[TASK REQUIREMENTS]
Rewrite the data as a numbered list, from its first line through the line containing "88, 321, 103]", both included. Leave out any blank lines.

## begin SUPPLIED RECORDS

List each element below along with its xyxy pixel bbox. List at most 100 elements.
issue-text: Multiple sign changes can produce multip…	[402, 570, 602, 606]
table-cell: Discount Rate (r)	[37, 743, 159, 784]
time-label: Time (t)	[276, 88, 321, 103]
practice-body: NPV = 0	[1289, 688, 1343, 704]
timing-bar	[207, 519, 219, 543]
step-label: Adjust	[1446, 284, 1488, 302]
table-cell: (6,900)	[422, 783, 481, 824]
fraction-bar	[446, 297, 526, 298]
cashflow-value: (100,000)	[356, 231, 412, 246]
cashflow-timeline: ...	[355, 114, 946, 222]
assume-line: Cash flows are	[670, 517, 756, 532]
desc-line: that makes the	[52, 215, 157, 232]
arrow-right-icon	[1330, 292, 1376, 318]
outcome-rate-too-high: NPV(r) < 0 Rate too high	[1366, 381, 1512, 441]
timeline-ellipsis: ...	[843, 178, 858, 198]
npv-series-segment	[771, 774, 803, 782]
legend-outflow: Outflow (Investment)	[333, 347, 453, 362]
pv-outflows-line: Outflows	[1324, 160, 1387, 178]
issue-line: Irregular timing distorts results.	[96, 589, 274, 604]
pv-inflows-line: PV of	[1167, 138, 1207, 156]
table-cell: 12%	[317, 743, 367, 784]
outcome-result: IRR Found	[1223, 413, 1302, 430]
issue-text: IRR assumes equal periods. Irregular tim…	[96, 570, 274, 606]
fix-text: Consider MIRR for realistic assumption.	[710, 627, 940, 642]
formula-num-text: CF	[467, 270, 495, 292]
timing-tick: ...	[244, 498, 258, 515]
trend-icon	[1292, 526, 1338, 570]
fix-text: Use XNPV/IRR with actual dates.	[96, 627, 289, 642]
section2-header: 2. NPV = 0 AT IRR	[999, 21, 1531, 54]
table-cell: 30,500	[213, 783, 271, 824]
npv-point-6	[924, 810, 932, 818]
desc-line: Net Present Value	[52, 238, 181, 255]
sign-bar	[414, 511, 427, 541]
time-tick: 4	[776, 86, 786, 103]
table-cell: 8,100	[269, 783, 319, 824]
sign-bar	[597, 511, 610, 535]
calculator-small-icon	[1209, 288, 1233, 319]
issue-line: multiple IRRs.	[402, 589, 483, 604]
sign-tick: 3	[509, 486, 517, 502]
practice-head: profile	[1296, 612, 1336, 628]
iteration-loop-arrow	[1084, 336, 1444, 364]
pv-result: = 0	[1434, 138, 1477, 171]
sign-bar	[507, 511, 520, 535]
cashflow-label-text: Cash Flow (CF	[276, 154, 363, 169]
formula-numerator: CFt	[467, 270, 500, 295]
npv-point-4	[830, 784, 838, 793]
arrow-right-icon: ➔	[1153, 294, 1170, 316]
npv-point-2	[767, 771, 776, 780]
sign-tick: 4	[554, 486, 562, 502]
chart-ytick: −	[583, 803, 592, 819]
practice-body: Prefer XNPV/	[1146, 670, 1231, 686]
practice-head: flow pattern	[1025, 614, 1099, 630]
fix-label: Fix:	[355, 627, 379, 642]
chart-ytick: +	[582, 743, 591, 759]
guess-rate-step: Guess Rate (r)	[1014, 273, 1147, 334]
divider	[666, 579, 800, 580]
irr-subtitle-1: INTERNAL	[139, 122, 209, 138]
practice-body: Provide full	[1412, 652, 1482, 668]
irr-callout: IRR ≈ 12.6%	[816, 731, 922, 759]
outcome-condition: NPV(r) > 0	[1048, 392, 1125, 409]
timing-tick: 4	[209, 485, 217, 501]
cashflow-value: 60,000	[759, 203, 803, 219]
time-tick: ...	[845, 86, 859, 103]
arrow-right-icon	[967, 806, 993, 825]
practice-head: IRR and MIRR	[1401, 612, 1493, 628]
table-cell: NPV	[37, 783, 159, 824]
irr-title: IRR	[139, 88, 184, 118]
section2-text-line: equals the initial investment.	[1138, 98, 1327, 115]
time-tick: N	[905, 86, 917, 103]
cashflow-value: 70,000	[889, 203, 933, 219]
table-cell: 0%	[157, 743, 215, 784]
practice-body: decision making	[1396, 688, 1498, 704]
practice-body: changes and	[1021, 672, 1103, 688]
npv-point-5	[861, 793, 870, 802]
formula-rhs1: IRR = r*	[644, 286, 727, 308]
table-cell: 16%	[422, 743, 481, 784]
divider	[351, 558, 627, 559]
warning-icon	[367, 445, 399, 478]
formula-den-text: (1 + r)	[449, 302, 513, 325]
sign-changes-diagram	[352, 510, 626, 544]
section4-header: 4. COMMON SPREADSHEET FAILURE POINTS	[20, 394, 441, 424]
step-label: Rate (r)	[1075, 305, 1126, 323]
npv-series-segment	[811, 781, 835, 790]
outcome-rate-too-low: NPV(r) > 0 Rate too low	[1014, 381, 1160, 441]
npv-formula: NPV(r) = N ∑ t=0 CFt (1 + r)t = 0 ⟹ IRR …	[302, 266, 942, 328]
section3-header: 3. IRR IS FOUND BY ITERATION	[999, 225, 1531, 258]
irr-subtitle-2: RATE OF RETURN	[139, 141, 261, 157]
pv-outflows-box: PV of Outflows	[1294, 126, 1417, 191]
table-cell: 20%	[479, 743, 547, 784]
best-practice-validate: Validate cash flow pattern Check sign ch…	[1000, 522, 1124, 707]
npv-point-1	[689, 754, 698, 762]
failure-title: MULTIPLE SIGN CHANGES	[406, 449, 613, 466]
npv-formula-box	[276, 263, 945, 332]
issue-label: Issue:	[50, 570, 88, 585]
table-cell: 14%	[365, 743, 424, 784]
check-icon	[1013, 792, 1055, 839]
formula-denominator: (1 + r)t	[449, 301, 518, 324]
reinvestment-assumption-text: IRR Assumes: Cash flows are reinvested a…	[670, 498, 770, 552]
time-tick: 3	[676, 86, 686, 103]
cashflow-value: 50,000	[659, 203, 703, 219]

## end SUPPLIED RECORDS

[CORRECT OUTPUT]
1. List each element below along with its xyxy pixel bbox. List at most 100 elements.
2. issue-text: Multiple sign changes can produce multip…	[402, 570, 602, 606]
3. table-cell: Discount Rate (r)	[37, 743, 159, 784]
4. time-label: Time (t)	[276, 88, 321, 103]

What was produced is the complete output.